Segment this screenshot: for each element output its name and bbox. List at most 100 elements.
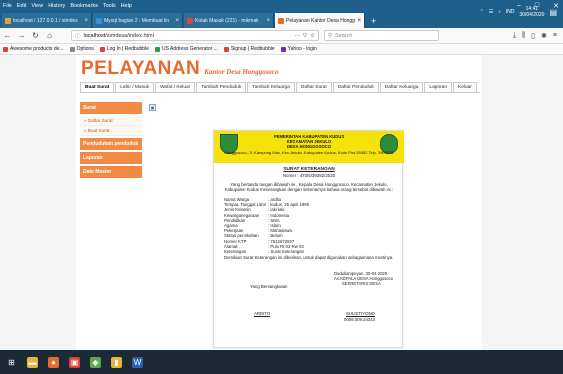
info-icon[interactable]: ⓘ — [75, 32, 81, 40]
library-icon[interactable]: ⫼ — [522, 32, 525, 40]
bookmark-favicon-icon — [3, 46, 8, 52]
sidebar-icon[interactable]: ▯ — [531, 32, 535, 40]
clock[interactable]: 14:41 30/04/2020 — [519, 6, 544, 18]
clock-date: 30/04/2020 — [519, 12, 545, 18]
bookmark-item[interactable]: Log In | Redbubble — [99, 46, 149, 52]
menu-edit[interactable]: Edit — [17, 3, 26, 9]
menu-bookmarks[interactable]: Bookmarks — [70, 3, 98, 9]
taskbar-app-red-icon[interactable]: ▣ — [69, 356, 80, 368]
sidebar-item-laporan[interactable]: Laporan — [80, 152, 142, 164]
browser-tab[interactable]: Mysql bagian 2 : Membuat lin × — [93, 13, 183, 28]
bookmark-item[interactable]: Options — [69, 46, 94, 52]
tab-favicon-icon — [96, 17, 102, 24]
site-container: PELAYANAN Kantor Desa Honggosoco Buat Su… — [76, 55, 482, 350]
tray-chevron-icon[interactable]: ⌃ — [480, 9, 484, 15]
search-placeholder: Search — [335, 32, 353, 39]
page-actions-icon[interactable]: ··· — [294, 33, 300, 39]
hamburger-menu-icon[interactable]: ≡ — [553, 32, 557, 40]
site-menu-item[interactable]: Laporan — [424, 82, 453, 92]
home-icon[interactable]: ⌂ — [45, 31, 54, 40]
page-viewport: PELAYANAN Kantor Desa Honggosoco Buat Su… — [0, 55, 563, 350]
tab-close-icon[interactable]: × — [175, 18, 179, 24]
bookmark-star-icon[interactable]: ☆ — [310, 33, 315, 39]
back-icon[interactable]: ← — [3, 31, 12, 40]
sidebar-item-surat[interactable]: Surat — [80, 102, 142, 114]
network-icon[interactable]: ☰ — [489, 9, 493, 15]
site-menu-item[interactable]: Tambah Penduduk — [196, 82, 247, 92]
tab-title: Pelayanan Kantor Desa Hongg — [286, 17, 355, 24]
site-brand: PELAYANAN Kantor Desa Honggosoco — [81, 58, 279, 80]
bookmark-favicon-icon — [69, 46, 75, 52]
letterhead-line-3: DESA HONGGOSOCO — [286, 144, 332, 149]
search-icon: ⚲ — [328, 32, 333, 39]
field-value: : Surat Keterangan — [268, 249, 305, 255]
menu-tools[interactable]: Tools — [103, 3, 116, 9]
bookmark-favicon-icon — [99, 46, 105, 52]
bookmark-label: Yahoo - login — [287, 46, 317, 52]
bookmark-favicon-icon — [223, 46, 229, 52]
new-tab-button[interactable]: + — [366, 13, 381, 28]
tab-close-icon[interactable]: × — [84, 18, 88, 24]
bookmark-item[interactable]: US Address Generator ... — [154, 46, 218, 52]
taskbar-app-yellow-icon[interactable]: ▮ — [111, 356, 122, 368]
pocket-icon[interactable]: ▽ — [303, 33, 307, 39]
reload-icon[interactable]: ↻ — [31, 31, 40, 40]
field-row: Keterangan: Surat Keterangan — [224, 249, 394, 254]
sidebar-item-buat-surat[interactable]: » Buat Surat — [80, 126, 142, 136]
taskbar-firefox-icon[interactable]: ● — [48, 356, 59, 368]
tab-favicon-icon — [187, 17, 193, 24]
sidebar-item-data-master[interactable]: Data Master — [80, 166, 142, 178]
navigation-bar: ← → ↻ ⌂ ⓘ localhost/simdesa/index.html ·… — [0, 28, 563, 44]
browser-tab[interactable]: localhost / 127.0.0.1 / simdes × — [2, 13, 92, 28]
site-menu-item[interactable]: Wafat / Keluar — [155, 82, 196, 92]
forward-icon[interactable]: → — [17, 31, 26, 40]
taskbar: ⊞ ▬ ● ▣ ◆ ▮ W — [0, 350, 563, 374]
site-menu-item[interactable]: Lahir / Masuk — [115, 82, 155, 92]
taskbar-app-green-icon[interactable]: ◆ — [90, 356, 101, 368]
menu-help[interactable]: Help — [121, 3, 132, 9]
search-input[interactable]: ⚲ Search — [324, 30, 439, 41]
brand-title: PELAYANAN — [81, 58, 201, 79]
site-menu-item[interactable]: Daftar Surat — [295, 82, 332, 92]
site-menu-item[interactable]: Keluar — [453, 82, 477, 92]
tab-close-icon[interactable]: × — [357, 18, 361, 24]
letter-intro: Yang bertanda tangan dibawah ini , Kepal… — [224, 182, 394, 193]
site-menu-item[interactable]: Daftar Keluarga — [379, 82, 424, 92]
bookmark-item[interactable]: Yahoo - login — [280, 46, 317, 52]
bookmark-item[interactable]: Awesome products de... — [3, 46, 64, 52]
sidebar-item-penduduk[interactable]: Pendudukan penduduk — [80, 138, 142, 150]
bookmark-item[interactable]: Signup | Redbubble — [223, 46, 275, 52]
download-icon[interactable]: ⤓ — [513, 32, 516, 40]
yang-bersangkutan-label: Yang Bersangkutan — [250, 284, 288, 289]
url-text[interactable]: localhost/simdesa/index.html — [84, 33, 292, 39]
taskbar-files-icon[interactable]: ▬ — [27, 356, 38, 368]
site-menu-item[interactable]: Daftar Penduduk — [332, 82, 379, 92]
site-menu-item[interactable]: Buat Surat — [80, 82, 115, 92]
menu-file[interactable]: File — [3, 3, 12, 9]
taskbar-word-icon[interactable]: W — [132, 356, 143, 368]
bookmarks-bar: Awesome products de... Options Log In | Re… — [0, 44, 563, 55]
site-menu-item[interactable]: Tambah Keluarga — [247, 82, 295, 92]
menu-view[interactable]: View — [31, 3, 43, 9]
menu-history[interactable]: History — [48, 3, 65, 9]
signer-nip: 0009.009.34343 — [344, 317, 376, 322]
language-indicator[interactable]: IND — [506, 9, 515, 15]
extension-icon[interactable]: ✺ — [541, 32, 547, 40]
tab-close-icon[interactable]: × — [266, 18, 270, 24]
url-bar[interactable]: ⓘ localhost/simdesa/index.html ··· ▽ ☆ — [71, 30, 319, 41]
taskbar-windows-icon[interactable]: ⊞ — [6, 356, 17, 368]
browser-tab[interactable]: Kotak Masuk (221) - mikmak × — [184, 13, 274, 28]
signature-block: Dudukampeyan, 30-04-2020 An.KEPALA DESA … — [334, 271, 400, 286]
notification-icon[interactable]: ▤ — [549, 8, 557, 17]
site-menu: Buat Surat Lahir / Masuk Wafat / Keluar Tam… — [80, 82, 480, 93]
app-menu-bar: File Edit View History Bookmarks Tools Help — [0, 0, 563, 11]
bookmark-label: Awesome products de... — [10, 46, 64, 52]
brand-subtitle: Kantor Desa Honggosoco — [204, 68, 279, 76]
letterhead: PEMERINTAH KABUPATEN KUDUS KECAMATAN JEK… — [214, 131, 404, 163]
sidebar-item-daftar-surat[interactable]: » Daftar Surat — [80, 116, 142, 126]
tab-title: localhost / 127.0.0.1 / simdes — [13, 17, 78, 24]
image-placeholder-icon[interactable]: ▣ — [149, 104, 156, 111]
browser-tab[interactable]: Pelayanan Kantor Desa Hongg × — [275, 13, 365, 28]
bookmark-favicon-icon — [154, 46, 160, 52]
volume-icon[interactable]: ♪ — [498, 9, 501, 15]
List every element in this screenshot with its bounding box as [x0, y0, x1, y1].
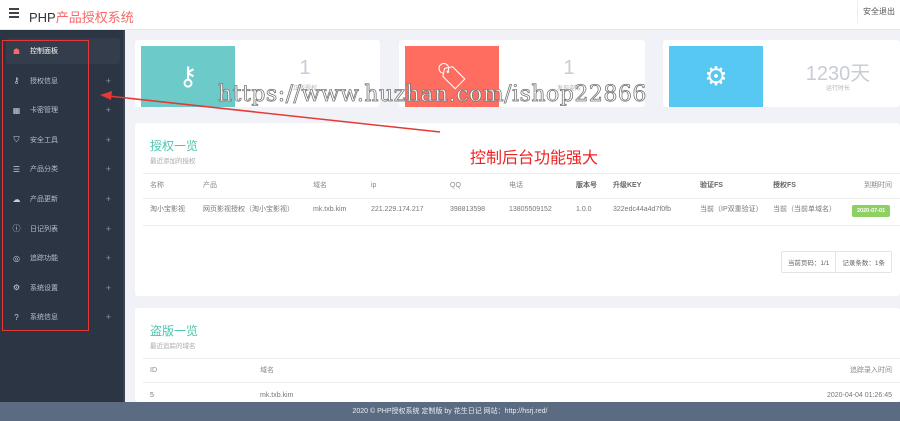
table-cell: 13805509152 [509, 206, 552, 213]
col-header: ip [371, 182, 377, 189]
brand-suffix: 产品授权系统 [55, 10, 134, 25]
stat-value: 1 [563, 57, 575, 79]
piracy-domain: mk.txb.kim [260, 392, 294, 399]
table-cell: 398813598 [450, 206, 486, 213]
sidebar-item-label: 系统设置 [30, 284, 58, 292]
sidebar-item-label: 授权信息 [30, 77, 58, 85]
sidebar-item-label: 产品更新 [30, 196, 58, 203]
table-cell: 当前（当前单域名） [773, 206, 836, 213]
table-cell: mk.txb.kim [313, 206, 347, 213]
col-header: 电话 [509, 182, 523, 189]
table-cell: 221.229.174.217 [371, 206, 424, 213]
expand-icon[interactable]: + [106, 194, 111, 204]
question-icon: ? [14, 312, 19, 322]
top-header: PHP产品授权系统 安全退出 [0, 0, 900, 30]
stat-card-2: ⚙ 1230天 运行时长 [663, 40, 900, 107]
cogs-icon: ⚙ [12, 283, 21, 293]
col-id: ID [150, 367, 157, 374]
sidebar-item-6[interactable]: ⓘ 日记列表 + [6, 216, 120, 242]
pagination: 当前页码：1/1 记录条数：1条 [780, 251, 892, 273]
sidebar-item-label: 追踪功能 [30, 255, 58, 263]
sidebar-item-7[interactable]: ◎ 追踪功能 + [6, 245, 120, 271]
stat-card-1: 🏷 1 发现盗版 [399, 40, 645, 107]
brand-title: PHP产品授权系统 [29, 7, 134, 26]
sidebar-item-0[interactable]: ☗ 控制面板 [6, 38, 120, 64]
logout-button[interactable]: 安全退出 [857, 0, 900, 24]
list-icon: ☰ [12, 164, 21, 174]
card-icon: ▦ [12, 105, 21, 115]
record-count: 记录条数：1条 [835, 252, 891, 272]
auth-title: 授权一览 [150, 139, 199, 153]
expand-icon[interactable]: + [106, 224, 111, 234]
col-header: 名称 [150, 182, 164, 189]
piracy-time: 2020-04-04 01:26:45 [827, 392, 892, 399]
sidebar-item-2[interactable]: ▦ 卡密管理 + [6, 97, 120, 123]
cloud-upload-icon: ☁ [12, 194, 21, 204]
col-header: 域名 [313, 182, 327, 189]
expand-icon[interactable]: + [106, 105, 111, 115]
stat-label: 发现盗版 [556, 86, 581, 92]
sidebar-item-label: 控制面板 [30, 48, 58, 55]
tag-icon: 🏷 [405, 46, 499, 107]
sidebar-item-label: 系统信息 [30, 314, 58, 322]
dashboard-icon: ☗ [12, 46, 21, 56]
sidebar-item-3[interactable]: ⛉ 安全工具 + [6, 127, 120, 153]
stat-label: 运行时长 [825, 86, 850, 92]
table-cell: 当前（IP双重验证） [700, 206, 763, 213]
expand-icon[interactable]: + [106, 312, 111, 322]
expand-icon[interactable]: + [106, 164, 111, 174]
key-icon: ⚷ [141, 46, 235, 107]
shield-icon: ⛉ [13, 134, 20, 144]
sidebar-item-1[interactable]: ⚷ 授权信息 + [6, 68, 120, 94]
expand-icon[interactable]: + [106, 135, 111, 145]
sidebar-item-label: 安全工具 [30, 136, 58, 144]
col-time: 追踪录入时间 [850, 367, 892, 374]
piracy-id: 5 [150, 392, 154, 399]
col-header: 版本号 [576, 182, 597, 189]
col-header: 授权FS [773, 182, 796, 189]
cogs-icon: ⚙ [669, 46, 763, 107]
expand-icon[interactable]: + [106, 76, 111, 86]
col-header: 验证FS [700, 182, 723, 189]
expand-icon[interactable]: + [106, 283, 111, 293]
table-cell: 网页影视授权（淘小宝影视） [203, 206, 294, 213]
col-header: 产品 [203, 182, 217, 189]
brand-prefix: PHP [29, 10, 56, 25]
piracy-title: 盗版一览 [150, 324, 199, 338]
key-icon: ⚷ [13, 76, 20, 86]
col-header: 升级KEY [613, 182, 642, 189]
table-cell: 1.0.0 [576, 206, 592, 213]
sidebar-item-label: 卡密管理 [30, 107, 58, 115]
target-icon: ◎ [13, 253, 20, 263]
piracy-subtitle: 最近追踪的域名 [150, 343, 196, 350]
table-cell: 322edc44a4d7f0fb [613, 206, 671, 213]
sidebar-item-5[interactable]: ☁ 产品更新 + [6, 186, 120, 212]
sidebar-item-label: 日记列表 [30, 225, 58, 233]
hamburger-menu-icon[interactable] [9, 8, 19, 18]
piracy-panel: 盗版一览 最近追踪的域名 ID 域名 追踪录入时间 5 mk.txb.kim 2… [135, 308, 900, 402]
expand-icon[interactable]: + [106, 253, 111, 263]
stat-card-0: ⚷ 1 正版授权 [135, 40, 380, 107]
sidebar: ☗ 控制面板 ⚷ 授权信息 + ▦ 卡密管理 + ⛉ 安全工具 + ☰ 产品分类 + ☁ 产品更新 + ⓘ 日记列表… [0, 30, 125, 402]
stat-value: 1230天 [805, 63, 871, 85]
col-header: 到期时间 [864, 182, 892, 189]
footer: 2020 © PHP授权系统 定制版 by 花生日记 网站：http://hsr… [0, 402, 900, 421]
sidebar-item-8[interactable]: ⚙ 系统设置 + [6, 275, 120, 301]
page-indicator[interactable]: 当前页码：1/1 [782, 252, 836, 272]
stat-value: 1 [299, 57, 311, 79]
stat-label: 正版授权 [292, 86, 317, 92]
col-domain: 域名 [260, 367, 274, 374]
sidebar-item-label: 产品分类 [30, 166, 58, 174]
auth-subtitle: 最近添加的授权 [150, 158, 196, 165]
table-cell: 淘小宝影视 [150, 206, 185, 213]
col-header: QQ [450, 182, 461, 189]
sidebar-item-9[interactable]: ? 系统信息 + [6, 304, 120, 330]
annotation-text: 控制后台功能强大 [470, 150, 599, 167]
info-icon: ⓘ [12, 224, 21, 234]
sidebar-item-4[interactable]: ☰ 产品分类 + [6, 156, 120, 182]
expiry-badge: 2020-07-01 [852, 205, 891, 217]
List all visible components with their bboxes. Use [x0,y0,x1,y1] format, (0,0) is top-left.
□ □ □ □ □
▶ [Work instructions]:
Please recast the lines from the line with "info-icon[interactable]: ⓘ — [75, 32, 81, 40]" up to and including the line with "browser-tab[interactable]: Mysql bagian" as a JSON list of strings, one string per line, leaving out any blank lines.

▶ [Completed task]:
[
  "info-icon[interactable]: ⓘ — [75, 32, 81, 40]",
  "library-icon[interactable]: ⫼ — [522, 32, 525, 40]",
  "bookmark-favicon-icon — [3, 46, 8, 52]",
  "sidebar-icon[interactable]: ▯ — [531, 32, 535, 40]",
  "clock[interactable]: 14:41 30/04/2020 — [519, 6, 544, 18]",
  "clock-date: 30/04/2020 — [519, 12, 545, 18]",
  "bookmark-item[interactable]: Log In | Redbubble — [99, 46, 149, 52]",
  "menu-edit[interactable]: Edit — [17, 3, 26, 9]",
  "menu-bookmarks[interactable]: Bookmarks — [70, 3, 98, 9]",
  "taskbar-app-red-icon[interactable]: ▣ — [69, 356, 80, 368]",
  "sidebar-item-laporan[interactable]: Laporan — [80, 152, 142, 164]",
  "browser-tab[interactable]: Mysql bagian 2 : Membuat lin × — [93, 13, 183, 28]"
]